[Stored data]
====

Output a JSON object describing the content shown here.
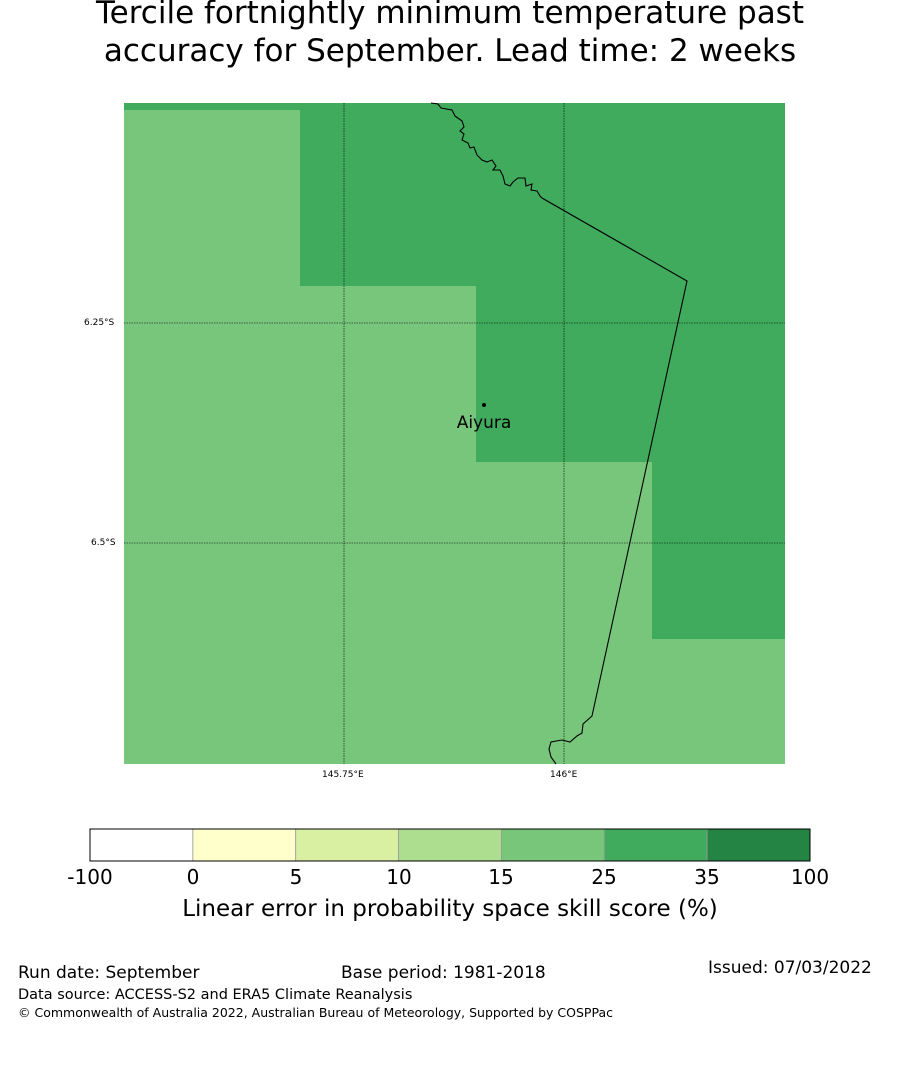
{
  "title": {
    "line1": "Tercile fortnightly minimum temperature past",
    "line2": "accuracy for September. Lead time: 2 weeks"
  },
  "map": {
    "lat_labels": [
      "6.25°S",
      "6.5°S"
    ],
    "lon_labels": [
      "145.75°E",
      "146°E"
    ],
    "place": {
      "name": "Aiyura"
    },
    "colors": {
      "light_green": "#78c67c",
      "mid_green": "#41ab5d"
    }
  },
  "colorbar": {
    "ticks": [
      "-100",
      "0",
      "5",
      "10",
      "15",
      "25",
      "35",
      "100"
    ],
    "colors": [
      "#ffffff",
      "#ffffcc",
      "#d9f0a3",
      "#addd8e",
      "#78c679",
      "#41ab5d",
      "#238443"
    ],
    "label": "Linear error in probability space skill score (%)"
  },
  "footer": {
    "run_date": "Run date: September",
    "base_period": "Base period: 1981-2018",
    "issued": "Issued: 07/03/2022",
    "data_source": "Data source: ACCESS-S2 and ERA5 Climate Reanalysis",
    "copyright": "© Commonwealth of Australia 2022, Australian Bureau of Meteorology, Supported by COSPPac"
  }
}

====

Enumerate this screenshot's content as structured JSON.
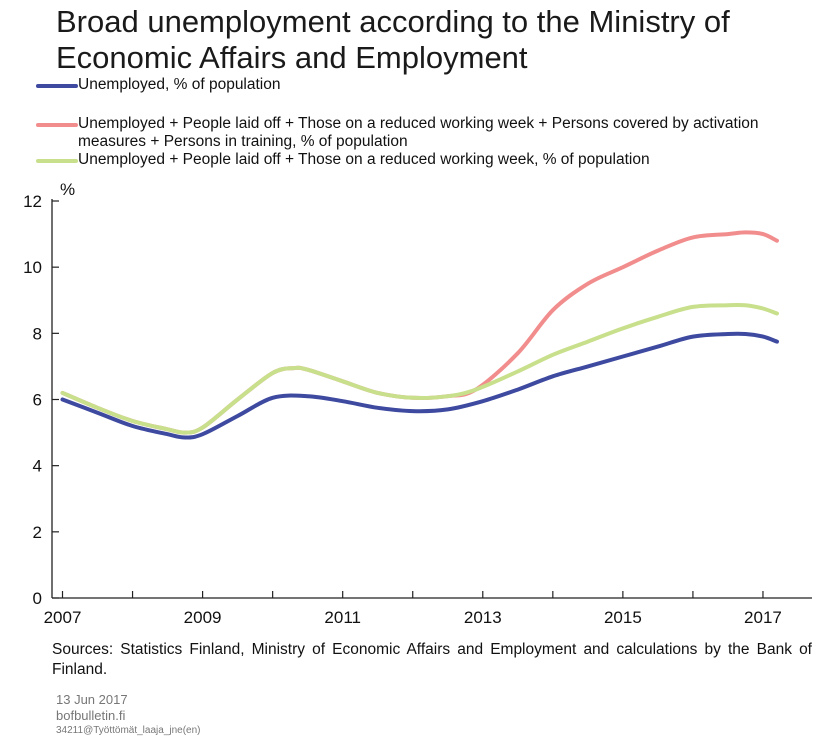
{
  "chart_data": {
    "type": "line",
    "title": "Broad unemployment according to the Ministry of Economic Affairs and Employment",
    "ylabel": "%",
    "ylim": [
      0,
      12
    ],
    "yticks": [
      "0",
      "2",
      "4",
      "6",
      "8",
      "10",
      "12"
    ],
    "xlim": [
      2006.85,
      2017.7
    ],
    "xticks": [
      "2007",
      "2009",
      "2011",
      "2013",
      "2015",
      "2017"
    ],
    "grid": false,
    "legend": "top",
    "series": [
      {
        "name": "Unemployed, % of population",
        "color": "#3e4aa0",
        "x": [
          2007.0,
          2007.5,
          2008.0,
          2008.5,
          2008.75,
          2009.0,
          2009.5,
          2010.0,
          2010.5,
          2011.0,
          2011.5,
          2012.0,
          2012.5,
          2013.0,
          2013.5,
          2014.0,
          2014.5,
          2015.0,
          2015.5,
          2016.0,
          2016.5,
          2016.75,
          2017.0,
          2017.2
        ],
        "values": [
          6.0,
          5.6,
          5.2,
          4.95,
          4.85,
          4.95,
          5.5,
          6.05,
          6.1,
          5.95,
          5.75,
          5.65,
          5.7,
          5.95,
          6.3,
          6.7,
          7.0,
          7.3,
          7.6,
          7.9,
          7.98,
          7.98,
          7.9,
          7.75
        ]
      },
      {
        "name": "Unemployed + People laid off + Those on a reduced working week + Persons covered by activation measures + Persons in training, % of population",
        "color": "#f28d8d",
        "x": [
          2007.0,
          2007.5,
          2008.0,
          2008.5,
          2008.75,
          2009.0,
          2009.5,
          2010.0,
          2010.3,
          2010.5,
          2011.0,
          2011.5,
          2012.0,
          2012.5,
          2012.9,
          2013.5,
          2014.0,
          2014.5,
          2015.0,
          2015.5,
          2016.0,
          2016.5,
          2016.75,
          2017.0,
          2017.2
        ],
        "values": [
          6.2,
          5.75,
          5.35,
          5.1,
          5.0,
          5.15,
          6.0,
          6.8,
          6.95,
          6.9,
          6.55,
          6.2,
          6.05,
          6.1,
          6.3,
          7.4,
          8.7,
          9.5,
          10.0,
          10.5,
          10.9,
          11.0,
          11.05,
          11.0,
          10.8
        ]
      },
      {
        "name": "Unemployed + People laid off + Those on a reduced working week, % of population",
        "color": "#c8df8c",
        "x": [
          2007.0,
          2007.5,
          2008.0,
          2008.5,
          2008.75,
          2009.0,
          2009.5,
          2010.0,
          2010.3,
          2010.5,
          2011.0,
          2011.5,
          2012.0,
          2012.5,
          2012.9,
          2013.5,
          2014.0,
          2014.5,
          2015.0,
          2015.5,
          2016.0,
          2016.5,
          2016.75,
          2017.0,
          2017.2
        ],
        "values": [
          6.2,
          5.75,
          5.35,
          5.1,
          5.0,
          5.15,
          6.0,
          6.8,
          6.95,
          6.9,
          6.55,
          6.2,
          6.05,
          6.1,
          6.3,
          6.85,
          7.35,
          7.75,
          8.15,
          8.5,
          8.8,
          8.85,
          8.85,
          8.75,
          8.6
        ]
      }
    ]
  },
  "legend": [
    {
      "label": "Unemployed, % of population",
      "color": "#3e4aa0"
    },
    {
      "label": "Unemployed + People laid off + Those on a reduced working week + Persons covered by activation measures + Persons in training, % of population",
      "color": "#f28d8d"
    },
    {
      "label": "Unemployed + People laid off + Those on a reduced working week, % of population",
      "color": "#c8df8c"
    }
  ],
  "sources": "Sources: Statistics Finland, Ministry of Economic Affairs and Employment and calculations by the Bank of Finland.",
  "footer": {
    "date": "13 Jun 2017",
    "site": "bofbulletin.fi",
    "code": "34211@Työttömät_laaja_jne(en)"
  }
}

====

Problem to work on:
Filter out every line that lacks the word "Employment", and copy the rest.

In response:
    "title": "Broad unemployment according to the Ministry of Economic Affairs and Employment",
  "sources": "Sources: Statistics Finland, Ministry of Economic Affairs and Employment and calculations by the Bank of Finland.",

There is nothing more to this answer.